To be done
Skip the pictures and repeat each line of the data exactly.

Material for this task
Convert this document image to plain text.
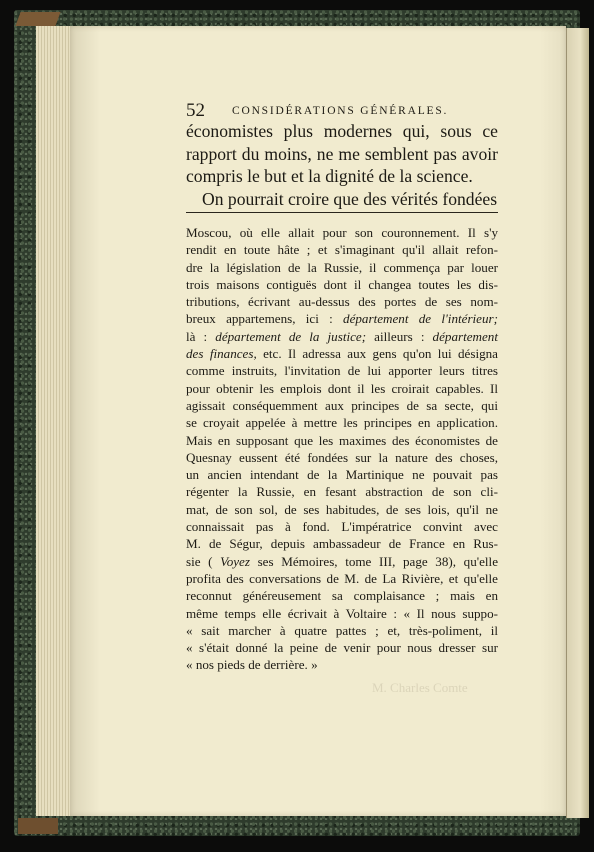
52 CONSIDÉRATIONS GÉNÉRALES.

économistes plus modernes qui, sous ce rapport du moins, ne me semblent pas avoir compris le but et la dignité de la science.

On pourrait croire que des vérités fondées

Moscou, où elle allait pour son couronnement. Il s'y
rendit en toute hâte ; et s'imaginant qu'il allait refon-
dre la législation de la Russie, il commença par louer
trois maisons contiguës dont il changea toutes les dis-
tributions, écrivant au-dessus des portes de ses nom-
breux appartemens, ici : département de l'intérieur;
là : département de la justice; ailleurs : département
des finances, etc. Il adressa aux gens qu'on lui désigna
comme instruits, l'invitation de lui apporter leurs titres
pour obtenir les emplois dont il les croirait capables. Il
agissait conséquemment aux principes de sa secte, qui
se croyait appelée à mettre les principes en application.
Mais en supposant que les maximes des économistes de
Quesnay eussent été fondées sur la nature des choses,
un ancien intendant de la Martinique ne pouvait pas
régenter la Russie, en fesant abstraction de son cli-
mat, de son sol, de ses habitudes, de ses lois, qu'il ne
connaissait pas à fond. L'impératrice convint avec
M. de Ségur, depuis ambassadeur de France en Rus-
sie ( Voyez ses Mémoires, tome III, page 38), qu'elle
profita des conversations de M. de La Rivière, et qu'elle
reconnut généreusement sa complaisance ; mais en
même temps elle écrivait à Voltaire : « Il nous suppo-
« sait marcher à quatre pattes ; et, très-poliment, il
« s'était donné la peine de venir pour nous dresser sur
« nos pieds de derrière. »
M. Charles Comte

Expected answer
Convert this document image to plain text.
52 CONSIDÉRATIONS GÉNÉRALES.

économistes plus modernes qui, sous ce rapport du moins, ne me semblent pas avoir compris le but et la dignité de la science.

On pourrait croire que des vérités fondées

Moscou, où elle allait pour son couronnement. Il s'y
rendit en toute hâte ; et s'imaginant qu'il allait refon-
dre la législation de la Russie, il commença par louer
trois maisons contiguës dont il changea toutes les dis-
tributions, écrivant au-dessus des portes de ses nom-
breux appartemens, ici : département de l'intérieur;
là : département de la justice; ailleurs : département
des finances, etc. Il adressa aux gens qu'on lui désigna
comme instruits, l'invitation de lui apporter leurs titres
pour obtenir les emplois dont il les croirait capables. Il
agissait conséquemment aux principes de sa secte, qui
se croyait appelée à mettre les principes en application.
Mais en supposant que les maximes des économistes de
Quesnay eussent été fondées sur la nature des choses,
un ancien intendant de la Martinique ne pouvait pas
régenter la Russie, en fesant abstraction de son cli-
mat, de son sol, de ses habitudes, de ses lois, qu'il ne
connaissait pas à fond. L'impératrice convint avec
M. de Ségur, depuis ambassadeur de France en Rus-
sie ( Voyez ses Mémoires, tome III, page 38), qu'elle
profita des conversations de M. de La Rivière, et qu'elle
reconnut généreusement sa complaisance ; mais en
même temps elle écrivait à Voltaire : « Il nous suppo-
« sait marcher à quatre pattes ; et, très-poliment, il
« s'était donné la peine de venir pour nous dresser sur
« nos pieds de derrière. »
M. Charles Comte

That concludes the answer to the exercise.